-- START SOURCE RECORDS --

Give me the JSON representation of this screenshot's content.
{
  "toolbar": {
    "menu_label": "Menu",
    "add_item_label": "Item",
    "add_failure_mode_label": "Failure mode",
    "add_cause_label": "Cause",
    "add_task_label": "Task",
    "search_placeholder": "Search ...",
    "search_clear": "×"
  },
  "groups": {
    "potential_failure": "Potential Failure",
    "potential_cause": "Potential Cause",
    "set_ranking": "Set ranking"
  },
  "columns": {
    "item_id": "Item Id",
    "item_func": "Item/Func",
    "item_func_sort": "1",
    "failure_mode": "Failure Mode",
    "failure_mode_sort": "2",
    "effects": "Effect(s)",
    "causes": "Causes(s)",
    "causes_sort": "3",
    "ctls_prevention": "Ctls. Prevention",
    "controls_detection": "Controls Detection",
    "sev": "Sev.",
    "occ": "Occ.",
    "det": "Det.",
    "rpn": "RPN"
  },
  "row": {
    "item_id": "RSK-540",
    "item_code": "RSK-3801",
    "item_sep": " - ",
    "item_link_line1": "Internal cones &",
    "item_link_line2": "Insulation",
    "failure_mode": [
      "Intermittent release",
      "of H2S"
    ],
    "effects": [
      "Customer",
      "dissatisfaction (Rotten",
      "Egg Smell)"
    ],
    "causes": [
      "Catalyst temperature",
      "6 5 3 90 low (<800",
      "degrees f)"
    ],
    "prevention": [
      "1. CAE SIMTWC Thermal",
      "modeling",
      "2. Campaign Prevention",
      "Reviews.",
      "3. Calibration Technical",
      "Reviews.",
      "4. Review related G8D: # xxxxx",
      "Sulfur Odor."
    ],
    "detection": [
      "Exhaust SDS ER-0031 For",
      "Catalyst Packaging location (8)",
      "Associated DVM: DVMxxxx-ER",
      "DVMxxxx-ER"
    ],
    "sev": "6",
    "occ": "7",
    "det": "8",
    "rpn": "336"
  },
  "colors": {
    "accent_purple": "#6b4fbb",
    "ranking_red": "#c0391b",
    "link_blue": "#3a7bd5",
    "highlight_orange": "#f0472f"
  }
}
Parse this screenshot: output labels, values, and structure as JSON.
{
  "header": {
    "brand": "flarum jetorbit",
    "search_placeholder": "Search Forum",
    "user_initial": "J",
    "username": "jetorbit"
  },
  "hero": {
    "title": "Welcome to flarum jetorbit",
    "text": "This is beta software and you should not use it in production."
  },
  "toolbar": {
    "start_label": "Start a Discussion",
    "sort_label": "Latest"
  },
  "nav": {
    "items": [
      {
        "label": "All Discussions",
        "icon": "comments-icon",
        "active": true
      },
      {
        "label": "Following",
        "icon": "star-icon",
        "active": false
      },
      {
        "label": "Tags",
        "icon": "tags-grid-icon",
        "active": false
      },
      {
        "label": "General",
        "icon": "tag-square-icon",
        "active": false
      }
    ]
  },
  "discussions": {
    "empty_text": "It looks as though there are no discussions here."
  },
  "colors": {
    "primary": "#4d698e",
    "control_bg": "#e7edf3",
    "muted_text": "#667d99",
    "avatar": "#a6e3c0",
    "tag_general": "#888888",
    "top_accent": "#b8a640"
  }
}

-- END SOURCE RECORDS --

_EXERCISE BRIEF_. From the records above, extract every entry exactly as given.

_ANSWER TO THIS PROBLEM_.
Give me the JSON representation of this screenshot's content.
{
  "toolbar": {
    "menu_label": "Menu",
    "add_item_label": "Item",
    "add_failure_mode_label": "Failure mode",
    "add_cause_label": "Cause",
    "add_task_label": "Task",
    "search_placeholder": "Search ...",
    "search_clear": "×"
  },
  "groups": {
    "potential_failure": "Potential Failure",
    "potential_cause": "Potential Cause",
    "set_ranking": "Set ranking"
  },
  "columns": {
    "item_id": "Item Id",
    "item_func": "Item/Func",
    "item_func_sort": "1",
    "failure_mode": "Failure Mode",
    "failure_mode_sort": "2",
    "effects": "Effect(s)",
    "causes": "Causes(s)",
    "causes_sort": "3",
    "ctls_prevention": "Ctls. Prevention",
    "controls_detection": "Controls Detection",
    "sev": "Sev.",
    "occ": "Occ.",
    "det": "Det.",
    "rpn": "RPN"
  },
  "row": {
    "item_id": "RSK-540",
    "item_code": "RSK-3801",
    "item_sep": " - ",
    "item_link_line1": "Internal cones &",
    "item_link_line2": "Insulation",
    "failure_mode": [
      "Intermittent release",
      "of H2S"
    ],
    "effects": [
      "Customer",
      "dissatisfaction (Rotten",
      "Egg Smell)"
    ],
    "causes": [
      "Catalyst temperature",
      "6 5 3 90 low (<800",
      "degrees f)"
    ],
    "prevention": [
      "1. CAE SIMTWC Thermal",
      "modeling",
      "2. Campaign Prevention",
      "Reviews.",
      "3. Calibration Technical",
      "Reviews.",
      "4. Review related G8D: # xxxxx",
      "Sulfur Odor."
    ],
    "detection": [
      "Exhaust SDS ER-0031 For",
      "Catalyst Packaging location (8)",
      "Associated DVM: DVMxxxx-ER",
      "DVMxxxx-ER"
    ],
    "sev": "6",
    "occ": "7",
    "det": "8",
    "rpn": "336"
  },
  "colors": {
    "accent_purple": "#6b4fbb",
    "ranking_red": "#c0391b",
    "link_blue": "#3a7bd5",
    "highlight_orange": "#f0472f"
  }
}
Parse this screenshot: output labels, values, and structure as JSON.
{
  "header": {
    "brand": "flarum jetorbit",
    "search_placeholder": "Search Forum",
    "user_initial": "J",
    "username": "jetorbit"
  },
  "hero": {
    "title": "Welcome to flarum jetorbit",
    "text": "This is beta software and you should not use it in production."
  },
  "toolbar": {
    "start_label": "Start a Discussion",
    "sort_label": "Latest"
  },
  "nav": {
    "items": [
      {
        "label": "All Discussions",
        "icon": "comments-icon",
        "active": true
      },
      {
        "label": "Following",
        "icon": "star-icon",
        "active": false
      },
      {
        "label": "Tags",
        "icon": "tags-grid-icon",
        "active": false
      },
      {
        "label": "General",
        "icon": "tag-square-icon",
        "active": false
      }
    ]
  },
  "discussions": {
    "empty_text": "It looks as though there are no discussions here."
  },
  "colors": {
    "primary": "#4d698e",
    "control_bg": "#e7edf3",
    "muted_text": "#667d99",
    "avatar": "#a6e3c0",
    "tag_general": "#888888",
    "top_accent": "#b8a640"
  }
}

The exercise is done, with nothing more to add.